[Stored items]
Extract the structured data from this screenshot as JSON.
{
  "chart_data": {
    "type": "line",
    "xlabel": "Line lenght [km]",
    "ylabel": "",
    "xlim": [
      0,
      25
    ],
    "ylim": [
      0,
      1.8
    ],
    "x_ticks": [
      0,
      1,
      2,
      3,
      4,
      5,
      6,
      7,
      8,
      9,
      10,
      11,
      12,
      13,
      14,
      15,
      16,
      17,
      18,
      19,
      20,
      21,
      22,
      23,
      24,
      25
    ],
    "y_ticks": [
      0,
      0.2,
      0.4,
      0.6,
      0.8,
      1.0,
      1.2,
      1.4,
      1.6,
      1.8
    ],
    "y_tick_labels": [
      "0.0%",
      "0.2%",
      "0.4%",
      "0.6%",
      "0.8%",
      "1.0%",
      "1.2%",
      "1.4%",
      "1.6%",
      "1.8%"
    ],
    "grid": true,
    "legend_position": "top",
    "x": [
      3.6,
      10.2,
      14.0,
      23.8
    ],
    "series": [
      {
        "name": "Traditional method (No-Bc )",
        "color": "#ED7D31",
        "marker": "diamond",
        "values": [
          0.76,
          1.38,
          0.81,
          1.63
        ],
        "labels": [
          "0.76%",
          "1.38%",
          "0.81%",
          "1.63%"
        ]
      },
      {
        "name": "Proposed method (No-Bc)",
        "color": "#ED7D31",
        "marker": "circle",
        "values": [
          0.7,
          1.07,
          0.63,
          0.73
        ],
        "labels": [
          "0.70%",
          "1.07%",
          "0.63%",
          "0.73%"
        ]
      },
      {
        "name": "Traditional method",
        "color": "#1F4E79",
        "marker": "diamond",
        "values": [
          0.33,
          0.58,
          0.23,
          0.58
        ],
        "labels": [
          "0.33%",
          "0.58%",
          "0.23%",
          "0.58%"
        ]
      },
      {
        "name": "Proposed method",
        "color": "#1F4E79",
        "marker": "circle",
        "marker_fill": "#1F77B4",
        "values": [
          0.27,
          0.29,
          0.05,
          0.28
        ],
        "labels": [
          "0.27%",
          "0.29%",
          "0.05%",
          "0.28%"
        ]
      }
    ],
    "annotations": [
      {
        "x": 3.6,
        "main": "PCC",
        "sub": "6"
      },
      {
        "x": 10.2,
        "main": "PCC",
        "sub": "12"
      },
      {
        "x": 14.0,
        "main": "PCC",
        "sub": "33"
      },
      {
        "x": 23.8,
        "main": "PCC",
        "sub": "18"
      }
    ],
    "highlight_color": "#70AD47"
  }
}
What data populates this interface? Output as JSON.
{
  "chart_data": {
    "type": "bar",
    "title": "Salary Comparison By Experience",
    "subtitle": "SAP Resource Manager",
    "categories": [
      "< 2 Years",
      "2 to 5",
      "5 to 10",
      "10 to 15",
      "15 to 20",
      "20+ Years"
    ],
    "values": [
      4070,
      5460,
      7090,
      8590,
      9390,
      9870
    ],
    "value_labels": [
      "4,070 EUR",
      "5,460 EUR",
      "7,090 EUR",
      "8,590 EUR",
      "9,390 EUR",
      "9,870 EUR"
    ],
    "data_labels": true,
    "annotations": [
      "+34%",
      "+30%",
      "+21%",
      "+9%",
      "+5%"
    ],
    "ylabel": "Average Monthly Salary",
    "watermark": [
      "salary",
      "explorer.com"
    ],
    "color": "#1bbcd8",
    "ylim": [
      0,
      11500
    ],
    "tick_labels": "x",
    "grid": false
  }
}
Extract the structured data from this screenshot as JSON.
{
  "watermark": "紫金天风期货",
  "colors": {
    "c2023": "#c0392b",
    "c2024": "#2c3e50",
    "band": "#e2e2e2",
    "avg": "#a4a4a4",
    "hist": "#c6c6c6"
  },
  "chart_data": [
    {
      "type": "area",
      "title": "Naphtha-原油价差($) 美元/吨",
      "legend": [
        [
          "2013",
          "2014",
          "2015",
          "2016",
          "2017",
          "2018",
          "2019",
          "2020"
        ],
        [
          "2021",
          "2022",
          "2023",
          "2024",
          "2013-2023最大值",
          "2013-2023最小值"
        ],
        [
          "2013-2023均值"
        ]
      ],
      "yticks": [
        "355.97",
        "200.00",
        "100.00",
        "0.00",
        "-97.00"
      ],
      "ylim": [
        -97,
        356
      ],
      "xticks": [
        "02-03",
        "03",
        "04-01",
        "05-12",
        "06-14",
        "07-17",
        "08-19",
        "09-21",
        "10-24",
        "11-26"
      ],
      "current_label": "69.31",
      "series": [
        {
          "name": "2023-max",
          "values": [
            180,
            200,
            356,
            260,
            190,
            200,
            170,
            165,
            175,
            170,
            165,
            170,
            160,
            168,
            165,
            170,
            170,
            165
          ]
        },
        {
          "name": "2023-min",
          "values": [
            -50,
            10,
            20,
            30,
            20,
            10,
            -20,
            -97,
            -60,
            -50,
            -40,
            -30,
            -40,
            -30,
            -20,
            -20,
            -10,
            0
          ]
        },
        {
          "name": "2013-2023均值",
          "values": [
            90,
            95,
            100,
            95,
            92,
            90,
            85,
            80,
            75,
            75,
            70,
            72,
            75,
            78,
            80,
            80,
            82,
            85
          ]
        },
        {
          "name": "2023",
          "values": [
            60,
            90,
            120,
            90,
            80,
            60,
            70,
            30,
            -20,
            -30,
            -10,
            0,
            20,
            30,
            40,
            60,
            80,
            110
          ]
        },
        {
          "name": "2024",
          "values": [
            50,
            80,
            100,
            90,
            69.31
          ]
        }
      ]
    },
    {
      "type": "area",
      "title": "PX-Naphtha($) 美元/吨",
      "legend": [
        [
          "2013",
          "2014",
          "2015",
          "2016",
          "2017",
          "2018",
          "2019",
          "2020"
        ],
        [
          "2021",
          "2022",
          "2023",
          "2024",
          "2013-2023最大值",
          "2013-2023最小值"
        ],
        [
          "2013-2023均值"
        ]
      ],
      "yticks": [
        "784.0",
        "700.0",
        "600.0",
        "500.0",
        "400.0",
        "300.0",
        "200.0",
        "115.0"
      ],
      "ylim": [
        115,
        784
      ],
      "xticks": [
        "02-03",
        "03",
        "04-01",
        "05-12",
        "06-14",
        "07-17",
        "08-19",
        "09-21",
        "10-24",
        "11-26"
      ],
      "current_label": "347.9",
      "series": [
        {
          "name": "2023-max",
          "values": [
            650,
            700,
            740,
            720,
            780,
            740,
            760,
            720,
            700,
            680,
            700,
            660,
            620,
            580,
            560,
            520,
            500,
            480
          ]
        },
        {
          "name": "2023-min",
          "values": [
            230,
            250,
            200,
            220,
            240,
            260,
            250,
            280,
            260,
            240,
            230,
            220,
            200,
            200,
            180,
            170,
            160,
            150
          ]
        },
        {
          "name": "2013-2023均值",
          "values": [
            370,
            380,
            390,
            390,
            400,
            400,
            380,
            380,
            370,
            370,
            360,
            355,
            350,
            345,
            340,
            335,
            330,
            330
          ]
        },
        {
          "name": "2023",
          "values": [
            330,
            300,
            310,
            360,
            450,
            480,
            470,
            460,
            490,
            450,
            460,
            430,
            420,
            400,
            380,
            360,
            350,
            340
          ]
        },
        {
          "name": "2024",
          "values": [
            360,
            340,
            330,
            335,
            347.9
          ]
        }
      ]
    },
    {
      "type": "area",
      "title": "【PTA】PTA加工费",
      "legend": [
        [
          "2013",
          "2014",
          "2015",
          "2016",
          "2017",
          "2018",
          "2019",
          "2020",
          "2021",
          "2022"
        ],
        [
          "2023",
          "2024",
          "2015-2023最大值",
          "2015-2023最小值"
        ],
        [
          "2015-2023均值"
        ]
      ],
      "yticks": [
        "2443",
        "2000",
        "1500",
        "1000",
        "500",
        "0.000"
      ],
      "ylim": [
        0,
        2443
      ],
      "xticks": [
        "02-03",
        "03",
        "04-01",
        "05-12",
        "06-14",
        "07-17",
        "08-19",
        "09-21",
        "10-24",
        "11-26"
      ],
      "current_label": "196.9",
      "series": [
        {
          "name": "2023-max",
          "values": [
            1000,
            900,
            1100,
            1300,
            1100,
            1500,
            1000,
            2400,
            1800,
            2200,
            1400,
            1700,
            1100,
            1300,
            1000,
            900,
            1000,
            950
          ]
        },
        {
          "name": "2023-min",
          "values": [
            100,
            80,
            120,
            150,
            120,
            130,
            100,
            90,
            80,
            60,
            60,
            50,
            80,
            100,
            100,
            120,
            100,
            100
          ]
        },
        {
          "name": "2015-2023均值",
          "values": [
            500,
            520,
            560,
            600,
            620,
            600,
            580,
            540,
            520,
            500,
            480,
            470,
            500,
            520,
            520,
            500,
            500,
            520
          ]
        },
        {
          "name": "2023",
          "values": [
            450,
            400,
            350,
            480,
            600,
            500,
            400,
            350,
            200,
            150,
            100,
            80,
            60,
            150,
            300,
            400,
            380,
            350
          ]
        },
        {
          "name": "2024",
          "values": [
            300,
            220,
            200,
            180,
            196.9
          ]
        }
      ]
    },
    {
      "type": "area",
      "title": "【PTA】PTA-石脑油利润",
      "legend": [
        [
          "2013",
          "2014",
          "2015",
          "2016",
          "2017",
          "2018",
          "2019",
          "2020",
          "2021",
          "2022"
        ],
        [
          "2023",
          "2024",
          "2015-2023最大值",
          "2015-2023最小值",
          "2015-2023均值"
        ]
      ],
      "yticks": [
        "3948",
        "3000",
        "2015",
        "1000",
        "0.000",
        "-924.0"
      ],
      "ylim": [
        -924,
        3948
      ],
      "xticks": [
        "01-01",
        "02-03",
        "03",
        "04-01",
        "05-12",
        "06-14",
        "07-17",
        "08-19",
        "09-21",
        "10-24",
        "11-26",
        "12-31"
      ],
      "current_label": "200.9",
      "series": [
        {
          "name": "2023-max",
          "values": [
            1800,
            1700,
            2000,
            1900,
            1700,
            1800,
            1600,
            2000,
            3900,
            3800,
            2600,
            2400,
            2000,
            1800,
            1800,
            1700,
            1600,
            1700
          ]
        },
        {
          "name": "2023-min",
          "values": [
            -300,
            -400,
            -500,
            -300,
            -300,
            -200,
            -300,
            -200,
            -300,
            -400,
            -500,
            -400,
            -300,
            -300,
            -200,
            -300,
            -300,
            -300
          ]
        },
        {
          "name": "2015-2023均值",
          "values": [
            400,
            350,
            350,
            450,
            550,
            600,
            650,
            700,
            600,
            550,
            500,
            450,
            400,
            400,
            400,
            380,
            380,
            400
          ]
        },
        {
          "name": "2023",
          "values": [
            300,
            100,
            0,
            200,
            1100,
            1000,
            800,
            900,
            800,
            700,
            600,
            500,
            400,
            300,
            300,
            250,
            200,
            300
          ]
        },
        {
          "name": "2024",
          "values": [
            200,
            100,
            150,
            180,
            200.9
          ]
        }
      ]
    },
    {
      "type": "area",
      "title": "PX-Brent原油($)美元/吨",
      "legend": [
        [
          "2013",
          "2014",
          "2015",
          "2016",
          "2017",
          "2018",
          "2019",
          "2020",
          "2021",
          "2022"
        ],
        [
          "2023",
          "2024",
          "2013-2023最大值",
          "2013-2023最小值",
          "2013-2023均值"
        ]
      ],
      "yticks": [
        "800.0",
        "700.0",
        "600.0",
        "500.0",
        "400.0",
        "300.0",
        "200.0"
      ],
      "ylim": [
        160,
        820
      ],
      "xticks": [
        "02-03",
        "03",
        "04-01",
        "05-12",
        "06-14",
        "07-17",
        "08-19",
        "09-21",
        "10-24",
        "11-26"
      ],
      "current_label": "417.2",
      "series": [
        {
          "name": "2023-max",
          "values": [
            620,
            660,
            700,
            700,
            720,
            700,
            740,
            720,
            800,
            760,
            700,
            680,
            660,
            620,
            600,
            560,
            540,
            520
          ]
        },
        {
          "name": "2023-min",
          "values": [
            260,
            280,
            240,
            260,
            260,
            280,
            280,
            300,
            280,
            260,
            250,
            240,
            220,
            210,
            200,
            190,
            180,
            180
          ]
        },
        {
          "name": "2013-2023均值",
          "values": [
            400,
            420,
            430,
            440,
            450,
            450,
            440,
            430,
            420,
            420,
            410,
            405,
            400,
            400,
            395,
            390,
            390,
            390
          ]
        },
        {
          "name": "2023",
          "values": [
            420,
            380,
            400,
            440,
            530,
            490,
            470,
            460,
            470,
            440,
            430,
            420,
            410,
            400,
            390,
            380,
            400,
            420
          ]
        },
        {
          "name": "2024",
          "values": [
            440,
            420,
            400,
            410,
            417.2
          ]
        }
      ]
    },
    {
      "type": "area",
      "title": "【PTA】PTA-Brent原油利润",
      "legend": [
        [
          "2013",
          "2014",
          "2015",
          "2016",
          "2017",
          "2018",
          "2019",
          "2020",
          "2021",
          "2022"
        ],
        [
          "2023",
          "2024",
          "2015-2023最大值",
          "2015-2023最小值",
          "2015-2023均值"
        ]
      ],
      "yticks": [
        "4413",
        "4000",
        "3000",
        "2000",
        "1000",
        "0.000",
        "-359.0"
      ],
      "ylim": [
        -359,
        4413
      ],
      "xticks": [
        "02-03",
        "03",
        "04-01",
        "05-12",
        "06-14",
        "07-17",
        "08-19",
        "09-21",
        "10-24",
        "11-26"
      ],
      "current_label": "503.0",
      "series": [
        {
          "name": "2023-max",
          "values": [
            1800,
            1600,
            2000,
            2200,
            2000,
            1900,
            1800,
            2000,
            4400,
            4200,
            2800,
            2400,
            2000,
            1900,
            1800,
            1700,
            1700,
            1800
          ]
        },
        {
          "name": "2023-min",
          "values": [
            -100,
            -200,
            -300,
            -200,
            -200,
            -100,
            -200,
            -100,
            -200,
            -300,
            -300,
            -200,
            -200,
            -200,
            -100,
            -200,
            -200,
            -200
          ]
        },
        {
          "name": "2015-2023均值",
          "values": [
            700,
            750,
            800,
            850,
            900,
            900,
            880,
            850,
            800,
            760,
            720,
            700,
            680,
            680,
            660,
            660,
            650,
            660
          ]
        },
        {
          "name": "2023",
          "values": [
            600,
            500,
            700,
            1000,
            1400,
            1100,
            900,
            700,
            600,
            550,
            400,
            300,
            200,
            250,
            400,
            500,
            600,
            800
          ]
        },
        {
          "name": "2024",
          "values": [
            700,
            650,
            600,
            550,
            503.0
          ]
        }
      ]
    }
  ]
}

* **Aim**
Looking at the entries above, how many lines contain the word "Proposed"? Answer with the number alone.

* **Result for this task**
2